▶ _PROBLEM STATEMENT_
An exact reproduction of the records is required, with all images left out.

▶ _GIVEN DATA_
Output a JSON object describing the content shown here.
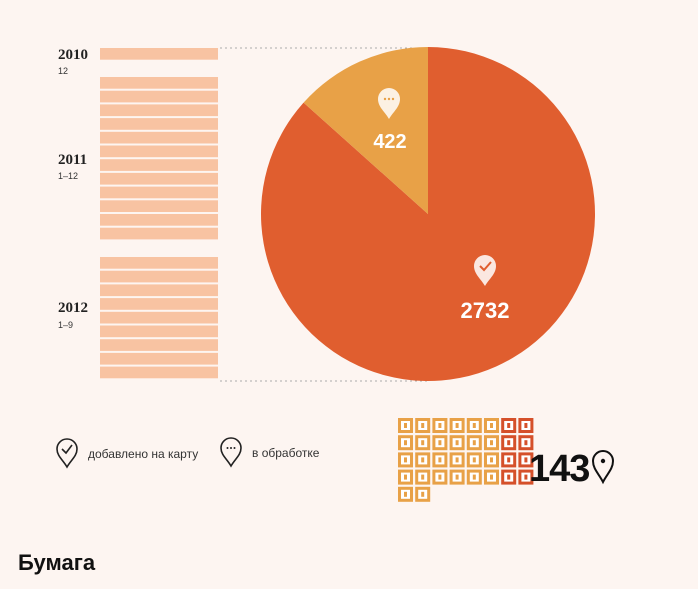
{
  "chart_data": {
    "type": "pie",
    "slices": [
      {
        "label": "2732",
        "value": 2732,
        "status": "добавлено на карту",
        "color": "#e05e2f"
      },
      {
        "label": "422",
        "value": 422,
        "status": "в обработке",
        "color": "#e8a147"
      }
    ],
    "legend": [
      {
        "label": "добавлено на карту",
        "icon": "pin-check-icon"
      },
      {
        "label": "в обработке",
        "icon": "pin-dots-icon"
      }
    ],
    "timeline": [
      {
        "year": "2010",
        "months": "12",
        "bars": 1
      },
      {
        "year": "2011",
        "months": "1–12",
        "bars": 12
      },
      {
        "year": "2012",
        "months": "1–9",
        "bars": 9
      }
    ],
    "grid_counter": {
      "value": "143",
      "icon": "pin-icon",
      "rows": 5,
      "cols": 8,
      "last_row_cells": 2,
      "dark_cols": 2,
      "colors": {
        "light": "#e8a147",
        "dark": "#d5502a"
      }
    }
  },
  "footer": {
    "brand": "Бумага"
  },
  "colors": {
    "bar": "#f8c3a2",
    "background": "#fdf5f1"
  }
}
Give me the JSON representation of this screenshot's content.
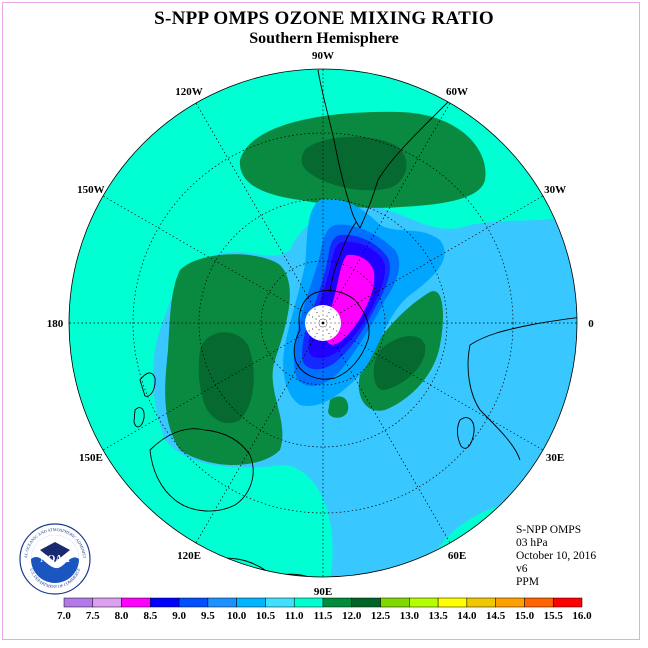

▶ _RESPONSE_
Output a JSON object describing the content shown here.
{
  "chart_data": {
    "type": "pie",
    "slices": [
      {
        "label": "2732",
        "value": 2732,
        "status": "добавлено на карту",
        "color": "#e05e2f"
      },
      {
        "label": "422",
        "value": 422,
        "status": "в обработке",
        "color": "#e8a147"
      }
    ],
    "legend": [
      {
        "label": "добавлено на карту",
        "icon": "pin-check-icon"
      },
      {
        "label": "в обработке",
        "icon": "pin-dots-icon"
      }
    ],
    "timeline": [
      {
        "year": "2010",
        "months": "12",
        "bars": 1
      },
      {
        "year": "2011",
        "months": "1–12",
        "bars": 12
      },
      {
        "year": "2012",
        "months": "1–9",
        "bars": 9
      }
    ],
    "grid_counter": {
      "value": "143",
      "icon": "pin-icon",
      "rows": 5,
      "cols": 8,
      "last_row_cells": 2,
      "dark_cols": 2,
      "colors": {
        "light": "#e8a147",
        "dark": "#d5502a"
      }
    }
  },
  "footer": {
    "brand": "Бумага"
  },
  "colors": {
    "bar": "#f8c3a2",
    "background": "#fdf5f1"
  }
}
Give me the JSON representation of this screenshot's content.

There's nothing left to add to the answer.